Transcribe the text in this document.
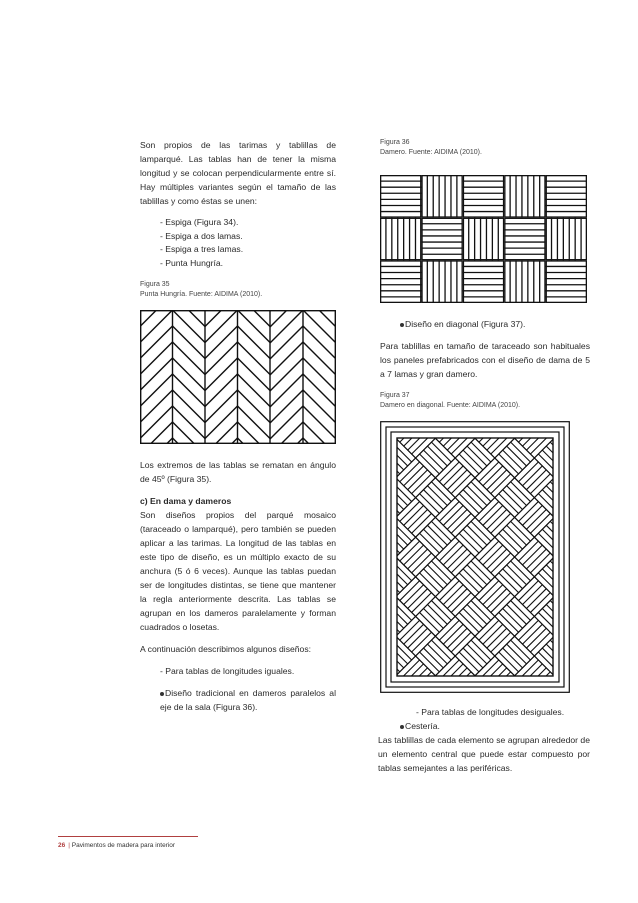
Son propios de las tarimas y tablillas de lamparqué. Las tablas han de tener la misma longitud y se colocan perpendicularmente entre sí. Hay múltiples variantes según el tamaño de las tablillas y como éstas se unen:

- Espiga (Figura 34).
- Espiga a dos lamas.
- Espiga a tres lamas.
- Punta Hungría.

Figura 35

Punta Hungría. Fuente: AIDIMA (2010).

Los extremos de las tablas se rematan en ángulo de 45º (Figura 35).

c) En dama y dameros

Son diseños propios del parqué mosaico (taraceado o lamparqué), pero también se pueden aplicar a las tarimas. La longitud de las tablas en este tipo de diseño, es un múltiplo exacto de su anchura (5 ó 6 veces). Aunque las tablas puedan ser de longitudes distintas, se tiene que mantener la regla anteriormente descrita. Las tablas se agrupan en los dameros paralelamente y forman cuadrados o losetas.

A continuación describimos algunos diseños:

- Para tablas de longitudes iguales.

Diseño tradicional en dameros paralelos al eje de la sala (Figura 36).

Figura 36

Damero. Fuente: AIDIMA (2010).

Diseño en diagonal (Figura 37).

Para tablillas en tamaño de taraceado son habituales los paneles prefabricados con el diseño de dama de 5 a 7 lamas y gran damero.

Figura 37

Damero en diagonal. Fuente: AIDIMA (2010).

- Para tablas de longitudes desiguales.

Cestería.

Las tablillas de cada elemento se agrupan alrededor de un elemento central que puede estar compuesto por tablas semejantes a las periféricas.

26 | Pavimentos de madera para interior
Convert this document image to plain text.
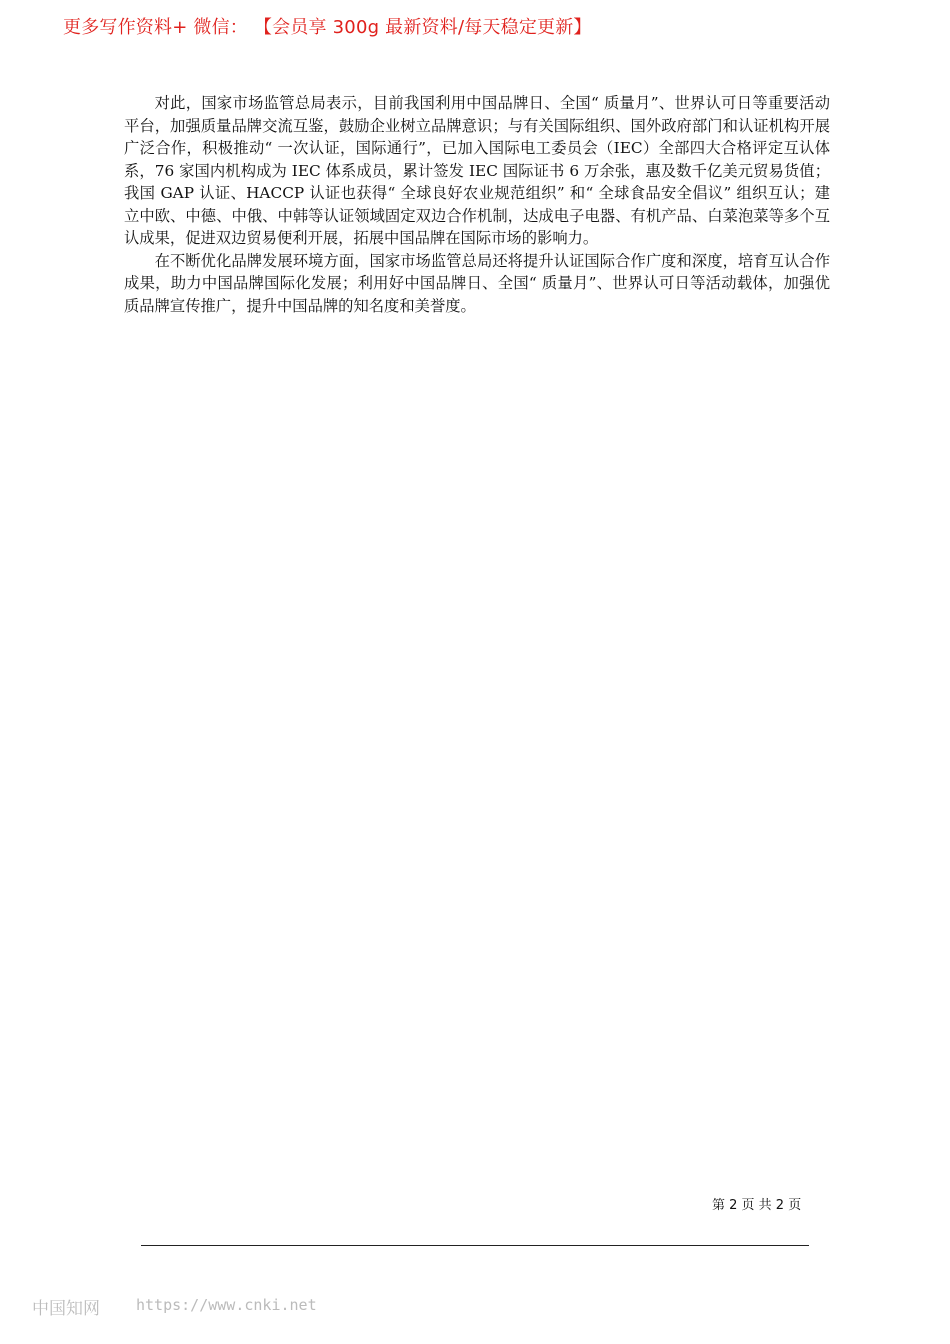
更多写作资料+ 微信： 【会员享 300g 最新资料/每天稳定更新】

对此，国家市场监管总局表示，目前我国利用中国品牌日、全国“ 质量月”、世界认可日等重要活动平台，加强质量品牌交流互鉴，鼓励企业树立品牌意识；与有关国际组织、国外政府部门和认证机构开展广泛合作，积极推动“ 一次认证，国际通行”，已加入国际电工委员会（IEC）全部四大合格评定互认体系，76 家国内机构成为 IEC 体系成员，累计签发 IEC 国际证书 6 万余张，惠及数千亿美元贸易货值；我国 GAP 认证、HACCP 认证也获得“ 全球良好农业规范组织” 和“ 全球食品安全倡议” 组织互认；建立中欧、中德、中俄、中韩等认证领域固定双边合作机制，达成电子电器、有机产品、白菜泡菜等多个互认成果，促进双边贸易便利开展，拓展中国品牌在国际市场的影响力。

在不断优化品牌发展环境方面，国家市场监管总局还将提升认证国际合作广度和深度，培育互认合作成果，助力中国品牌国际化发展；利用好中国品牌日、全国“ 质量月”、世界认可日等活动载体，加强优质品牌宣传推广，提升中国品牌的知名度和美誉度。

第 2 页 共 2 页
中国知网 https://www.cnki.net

++++++

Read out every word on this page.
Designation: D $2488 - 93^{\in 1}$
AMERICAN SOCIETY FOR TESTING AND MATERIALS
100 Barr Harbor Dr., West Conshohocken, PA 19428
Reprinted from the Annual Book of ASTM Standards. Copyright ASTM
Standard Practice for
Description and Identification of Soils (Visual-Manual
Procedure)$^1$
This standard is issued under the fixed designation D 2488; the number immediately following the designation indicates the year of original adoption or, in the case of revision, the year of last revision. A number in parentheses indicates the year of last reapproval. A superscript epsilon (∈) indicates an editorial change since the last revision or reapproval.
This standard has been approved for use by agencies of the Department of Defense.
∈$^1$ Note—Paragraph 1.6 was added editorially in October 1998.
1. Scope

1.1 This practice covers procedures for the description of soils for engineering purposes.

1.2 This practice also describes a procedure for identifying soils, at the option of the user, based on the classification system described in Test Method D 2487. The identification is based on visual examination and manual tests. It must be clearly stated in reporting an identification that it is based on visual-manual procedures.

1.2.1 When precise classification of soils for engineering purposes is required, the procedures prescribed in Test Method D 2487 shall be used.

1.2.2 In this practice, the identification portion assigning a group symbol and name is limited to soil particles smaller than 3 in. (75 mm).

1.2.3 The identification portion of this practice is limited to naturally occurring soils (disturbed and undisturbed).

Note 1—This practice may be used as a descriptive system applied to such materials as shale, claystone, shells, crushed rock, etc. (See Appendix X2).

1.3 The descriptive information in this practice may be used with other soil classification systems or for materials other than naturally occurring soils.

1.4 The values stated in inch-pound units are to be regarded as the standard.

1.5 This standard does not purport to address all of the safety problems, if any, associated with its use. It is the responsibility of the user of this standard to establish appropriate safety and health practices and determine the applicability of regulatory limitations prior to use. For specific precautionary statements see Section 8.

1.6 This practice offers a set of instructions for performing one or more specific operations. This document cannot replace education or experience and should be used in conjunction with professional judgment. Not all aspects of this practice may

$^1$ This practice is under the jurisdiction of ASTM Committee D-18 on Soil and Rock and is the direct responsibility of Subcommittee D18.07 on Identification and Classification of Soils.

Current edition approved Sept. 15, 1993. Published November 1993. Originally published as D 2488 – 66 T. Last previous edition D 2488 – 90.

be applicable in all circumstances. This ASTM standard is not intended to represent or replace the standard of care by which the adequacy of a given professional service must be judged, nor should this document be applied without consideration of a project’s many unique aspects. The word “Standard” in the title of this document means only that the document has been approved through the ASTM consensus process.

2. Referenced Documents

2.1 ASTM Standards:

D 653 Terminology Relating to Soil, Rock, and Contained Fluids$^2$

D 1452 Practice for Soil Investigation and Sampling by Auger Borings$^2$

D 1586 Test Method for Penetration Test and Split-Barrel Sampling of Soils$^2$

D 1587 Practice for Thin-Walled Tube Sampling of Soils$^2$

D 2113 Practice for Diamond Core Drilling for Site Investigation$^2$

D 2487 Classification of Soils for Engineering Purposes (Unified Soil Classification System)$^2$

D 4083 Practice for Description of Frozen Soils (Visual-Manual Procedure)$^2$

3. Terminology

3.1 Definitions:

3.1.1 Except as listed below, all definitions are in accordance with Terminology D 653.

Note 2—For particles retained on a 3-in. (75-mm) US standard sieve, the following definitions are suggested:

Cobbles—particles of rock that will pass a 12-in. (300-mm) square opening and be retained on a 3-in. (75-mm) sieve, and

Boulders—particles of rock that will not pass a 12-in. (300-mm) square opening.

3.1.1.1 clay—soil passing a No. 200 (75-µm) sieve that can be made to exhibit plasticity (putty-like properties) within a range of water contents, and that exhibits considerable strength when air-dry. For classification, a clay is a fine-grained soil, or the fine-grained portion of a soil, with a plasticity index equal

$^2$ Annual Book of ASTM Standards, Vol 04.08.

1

++++++

• YOUR INSTRUCTIONS: Above are the records. Copy every line in them holding "naturally".

• COMPLETE OUTPUT:
1.2.3 The identification portion of this practice is limited to naturally occurring soils (disturbed and undisturbed).
1.3 The descriptive information in this practice may be used with other soil classification systems or for materials other than naturally occurring soils.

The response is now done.